Read through the entries below and return each line with the word "BALONMANO".
##### Extracted entries
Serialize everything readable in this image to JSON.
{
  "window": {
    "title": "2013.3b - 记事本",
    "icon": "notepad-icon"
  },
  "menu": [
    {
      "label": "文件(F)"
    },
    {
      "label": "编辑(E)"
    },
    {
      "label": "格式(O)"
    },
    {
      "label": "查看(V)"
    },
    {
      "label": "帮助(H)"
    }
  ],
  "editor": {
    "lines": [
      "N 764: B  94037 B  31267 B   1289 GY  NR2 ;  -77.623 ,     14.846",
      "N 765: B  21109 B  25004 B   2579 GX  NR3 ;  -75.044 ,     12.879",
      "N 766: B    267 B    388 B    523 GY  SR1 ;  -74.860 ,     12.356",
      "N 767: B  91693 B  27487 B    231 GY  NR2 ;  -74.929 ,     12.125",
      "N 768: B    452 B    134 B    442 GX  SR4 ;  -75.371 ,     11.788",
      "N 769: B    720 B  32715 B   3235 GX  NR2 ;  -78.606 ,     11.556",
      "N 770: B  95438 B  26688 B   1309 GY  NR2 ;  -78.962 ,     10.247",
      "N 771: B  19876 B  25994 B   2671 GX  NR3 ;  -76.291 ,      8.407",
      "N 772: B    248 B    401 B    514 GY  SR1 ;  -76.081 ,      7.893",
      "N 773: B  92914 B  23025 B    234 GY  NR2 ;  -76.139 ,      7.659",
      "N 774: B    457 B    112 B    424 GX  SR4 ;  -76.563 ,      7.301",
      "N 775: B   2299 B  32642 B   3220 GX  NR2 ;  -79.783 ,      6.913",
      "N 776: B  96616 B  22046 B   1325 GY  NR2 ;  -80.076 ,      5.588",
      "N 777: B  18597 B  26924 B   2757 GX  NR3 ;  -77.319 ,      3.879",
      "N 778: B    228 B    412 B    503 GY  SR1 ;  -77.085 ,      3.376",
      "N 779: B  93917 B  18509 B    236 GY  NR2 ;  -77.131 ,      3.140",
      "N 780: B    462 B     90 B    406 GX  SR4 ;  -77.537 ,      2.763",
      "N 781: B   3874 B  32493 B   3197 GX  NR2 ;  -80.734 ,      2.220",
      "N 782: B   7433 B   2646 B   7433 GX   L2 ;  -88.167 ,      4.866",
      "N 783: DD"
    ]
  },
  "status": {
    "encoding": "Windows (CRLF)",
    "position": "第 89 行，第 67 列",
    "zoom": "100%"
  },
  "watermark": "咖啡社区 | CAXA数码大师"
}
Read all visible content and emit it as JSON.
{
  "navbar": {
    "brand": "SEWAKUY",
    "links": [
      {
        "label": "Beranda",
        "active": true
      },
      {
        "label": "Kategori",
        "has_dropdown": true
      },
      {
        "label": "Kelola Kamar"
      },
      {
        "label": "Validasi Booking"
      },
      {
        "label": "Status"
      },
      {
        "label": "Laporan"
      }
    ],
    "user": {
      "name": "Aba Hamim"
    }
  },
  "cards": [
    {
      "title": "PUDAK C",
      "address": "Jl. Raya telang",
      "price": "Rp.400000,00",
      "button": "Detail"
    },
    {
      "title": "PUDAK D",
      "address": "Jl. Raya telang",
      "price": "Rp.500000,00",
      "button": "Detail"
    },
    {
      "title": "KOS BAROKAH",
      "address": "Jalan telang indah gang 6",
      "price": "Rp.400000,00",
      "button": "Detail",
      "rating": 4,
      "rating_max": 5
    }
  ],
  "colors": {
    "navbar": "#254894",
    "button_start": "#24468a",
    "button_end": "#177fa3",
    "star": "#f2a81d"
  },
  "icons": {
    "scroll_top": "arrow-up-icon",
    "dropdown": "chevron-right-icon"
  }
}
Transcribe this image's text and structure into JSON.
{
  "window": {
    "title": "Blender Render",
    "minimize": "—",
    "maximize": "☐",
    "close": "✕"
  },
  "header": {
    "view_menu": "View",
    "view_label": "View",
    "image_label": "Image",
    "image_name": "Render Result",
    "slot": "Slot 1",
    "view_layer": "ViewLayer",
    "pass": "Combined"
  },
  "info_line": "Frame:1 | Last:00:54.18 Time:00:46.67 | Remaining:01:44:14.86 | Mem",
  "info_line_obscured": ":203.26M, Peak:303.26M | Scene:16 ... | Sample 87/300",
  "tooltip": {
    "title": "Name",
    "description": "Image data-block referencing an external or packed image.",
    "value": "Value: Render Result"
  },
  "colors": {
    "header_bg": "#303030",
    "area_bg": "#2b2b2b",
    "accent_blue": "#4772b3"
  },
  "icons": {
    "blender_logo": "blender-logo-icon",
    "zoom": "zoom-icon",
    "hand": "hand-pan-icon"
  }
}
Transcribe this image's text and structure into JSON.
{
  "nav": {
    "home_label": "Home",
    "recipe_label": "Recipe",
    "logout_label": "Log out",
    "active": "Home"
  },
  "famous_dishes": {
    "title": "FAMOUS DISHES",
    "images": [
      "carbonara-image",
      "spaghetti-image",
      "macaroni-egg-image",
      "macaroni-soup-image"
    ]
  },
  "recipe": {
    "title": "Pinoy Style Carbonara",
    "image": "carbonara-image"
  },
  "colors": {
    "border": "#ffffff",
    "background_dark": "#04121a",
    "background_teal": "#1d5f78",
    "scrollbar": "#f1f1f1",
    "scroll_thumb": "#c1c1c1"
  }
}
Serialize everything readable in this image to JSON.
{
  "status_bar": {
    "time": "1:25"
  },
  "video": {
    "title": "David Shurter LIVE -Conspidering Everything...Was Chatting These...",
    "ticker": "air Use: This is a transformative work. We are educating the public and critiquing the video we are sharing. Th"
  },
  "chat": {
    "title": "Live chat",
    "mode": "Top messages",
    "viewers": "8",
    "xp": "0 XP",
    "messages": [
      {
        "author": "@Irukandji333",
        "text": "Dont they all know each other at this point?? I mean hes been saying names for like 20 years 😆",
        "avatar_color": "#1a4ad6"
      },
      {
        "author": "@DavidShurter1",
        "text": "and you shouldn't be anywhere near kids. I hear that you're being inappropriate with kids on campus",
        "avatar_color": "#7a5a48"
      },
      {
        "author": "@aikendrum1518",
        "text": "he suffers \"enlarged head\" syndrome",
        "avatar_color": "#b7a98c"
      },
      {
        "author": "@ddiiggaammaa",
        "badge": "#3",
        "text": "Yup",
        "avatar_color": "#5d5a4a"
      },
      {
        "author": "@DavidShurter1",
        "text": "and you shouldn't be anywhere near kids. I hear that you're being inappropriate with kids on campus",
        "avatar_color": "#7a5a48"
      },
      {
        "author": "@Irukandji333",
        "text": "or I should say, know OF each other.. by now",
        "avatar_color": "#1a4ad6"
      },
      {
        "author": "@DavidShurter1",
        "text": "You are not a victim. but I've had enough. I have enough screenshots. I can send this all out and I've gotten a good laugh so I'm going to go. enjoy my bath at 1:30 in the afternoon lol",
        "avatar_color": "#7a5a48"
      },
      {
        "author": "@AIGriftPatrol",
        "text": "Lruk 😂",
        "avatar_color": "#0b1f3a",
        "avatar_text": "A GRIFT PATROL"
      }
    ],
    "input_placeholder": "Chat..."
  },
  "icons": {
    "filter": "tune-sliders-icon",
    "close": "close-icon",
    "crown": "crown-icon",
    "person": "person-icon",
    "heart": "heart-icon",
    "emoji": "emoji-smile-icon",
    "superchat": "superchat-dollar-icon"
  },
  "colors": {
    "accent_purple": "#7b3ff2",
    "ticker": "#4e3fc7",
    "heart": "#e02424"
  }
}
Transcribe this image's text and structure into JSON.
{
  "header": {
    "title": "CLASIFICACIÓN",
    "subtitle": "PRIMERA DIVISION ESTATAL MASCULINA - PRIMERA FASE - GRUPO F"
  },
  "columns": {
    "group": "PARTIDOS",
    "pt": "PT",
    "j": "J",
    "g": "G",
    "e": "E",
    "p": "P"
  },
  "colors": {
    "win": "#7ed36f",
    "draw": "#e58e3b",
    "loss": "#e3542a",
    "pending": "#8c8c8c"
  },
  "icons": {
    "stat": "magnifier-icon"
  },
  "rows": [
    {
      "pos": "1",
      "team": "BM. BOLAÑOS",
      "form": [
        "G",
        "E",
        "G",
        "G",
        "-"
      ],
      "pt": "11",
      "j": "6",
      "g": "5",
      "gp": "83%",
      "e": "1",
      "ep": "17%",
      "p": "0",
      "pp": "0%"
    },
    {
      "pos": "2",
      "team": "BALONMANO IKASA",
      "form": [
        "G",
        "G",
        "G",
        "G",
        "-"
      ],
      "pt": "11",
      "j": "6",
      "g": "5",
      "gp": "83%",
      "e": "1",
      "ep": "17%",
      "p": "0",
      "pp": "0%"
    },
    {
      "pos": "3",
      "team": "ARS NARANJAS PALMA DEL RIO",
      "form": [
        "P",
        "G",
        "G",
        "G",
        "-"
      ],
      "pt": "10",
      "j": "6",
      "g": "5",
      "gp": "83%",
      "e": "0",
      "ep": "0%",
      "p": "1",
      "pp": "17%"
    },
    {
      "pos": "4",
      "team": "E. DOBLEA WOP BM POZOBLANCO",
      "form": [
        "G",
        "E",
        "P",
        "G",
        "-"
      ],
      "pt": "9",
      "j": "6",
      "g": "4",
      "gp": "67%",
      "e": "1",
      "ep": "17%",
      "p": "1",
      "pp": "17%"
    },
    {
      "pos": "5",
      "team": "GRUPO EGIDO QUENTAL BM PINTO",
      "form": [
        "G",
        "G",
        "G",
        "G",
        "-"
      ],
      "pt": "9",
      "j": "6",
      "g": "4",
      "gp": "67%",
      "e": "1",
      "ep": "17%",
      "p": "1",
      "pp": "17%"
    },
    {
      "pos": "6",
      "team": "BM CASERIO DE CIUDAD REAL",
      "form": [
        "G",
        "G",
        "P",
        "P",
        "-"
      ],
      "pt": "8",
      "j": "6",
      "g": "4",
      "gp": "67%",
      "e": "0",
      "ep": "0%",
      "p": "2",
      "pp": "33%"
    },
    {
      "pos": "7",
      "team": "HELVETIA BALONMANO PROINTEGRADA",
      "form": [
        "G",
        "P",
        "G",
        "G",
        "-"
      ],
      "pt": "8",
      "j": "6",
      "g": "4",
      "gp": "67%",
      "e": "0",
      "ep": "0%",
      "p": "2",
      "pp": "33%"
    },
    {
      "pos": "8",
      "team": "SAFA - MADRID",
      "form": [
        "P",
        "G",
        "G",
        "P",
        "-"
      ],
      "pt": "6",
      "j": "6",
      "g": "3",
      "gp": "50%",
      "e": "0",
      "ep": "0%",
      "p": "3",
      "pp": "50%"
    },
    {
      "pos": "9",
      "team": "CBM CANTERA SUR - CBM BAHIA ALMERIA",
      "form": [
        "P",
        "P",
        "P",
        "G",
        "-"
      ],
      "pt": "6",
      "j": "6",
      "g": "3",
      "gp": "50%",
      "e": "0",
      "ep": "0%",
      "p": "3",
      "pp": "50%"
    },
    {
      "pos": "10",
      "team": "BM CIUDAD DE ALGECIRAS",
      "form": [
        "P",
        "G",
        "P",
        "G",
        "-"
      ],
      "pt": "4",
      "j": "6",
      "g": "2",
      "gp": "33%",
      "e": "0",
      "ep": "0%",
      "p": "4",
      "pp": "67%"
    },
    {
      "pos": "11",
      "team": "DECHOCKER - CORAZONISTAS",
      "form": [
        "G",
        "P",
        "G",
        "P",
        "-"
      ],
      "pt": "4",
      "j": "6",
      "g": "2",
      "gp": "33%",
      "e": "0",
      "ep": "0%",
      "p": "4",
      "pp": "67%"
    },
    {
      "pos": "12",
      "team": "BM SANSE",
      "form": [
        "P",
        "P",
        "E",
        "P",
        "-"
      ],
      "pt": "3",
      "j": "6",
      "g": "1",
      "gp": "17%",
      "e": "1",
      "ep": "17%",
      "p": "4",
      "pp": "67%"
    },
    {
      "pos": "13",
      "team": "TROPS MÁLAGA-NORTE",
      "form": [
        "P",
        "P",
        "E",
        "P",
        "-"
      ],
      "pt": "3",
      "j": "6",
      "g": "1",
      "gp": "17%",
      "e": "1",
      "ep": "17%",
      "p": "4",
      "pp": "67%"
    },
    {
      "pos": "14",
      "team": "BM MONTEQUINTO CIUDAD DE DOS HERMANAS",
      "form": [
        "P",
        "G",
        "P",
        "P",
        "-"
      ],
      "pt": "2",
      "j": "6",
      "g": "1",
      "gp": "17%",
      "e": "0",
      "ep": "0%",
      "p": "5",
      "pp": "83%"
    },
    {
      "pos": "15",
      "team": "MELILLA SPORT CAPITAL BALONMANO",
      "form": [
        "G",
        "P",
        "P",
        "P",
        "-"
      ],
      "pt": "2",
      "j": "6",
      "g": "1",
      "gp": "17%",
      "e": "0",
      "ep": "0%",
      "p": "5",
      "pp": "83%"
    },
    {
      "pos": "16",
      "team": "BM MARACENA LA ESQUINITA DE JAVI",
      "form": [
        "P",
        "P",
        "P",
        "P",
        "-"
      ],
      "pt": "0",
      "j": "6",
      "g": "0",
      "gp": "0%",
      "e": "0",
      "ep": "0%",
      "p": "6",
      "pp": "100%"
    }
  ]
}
##########
[Solution]
      "team": "BALONMANO IKASA",
      "team": "HELVETIA BALONMANO PROINTEGRADA",
      "team": "MELILLA SPORT CAPITAL BALONMANO",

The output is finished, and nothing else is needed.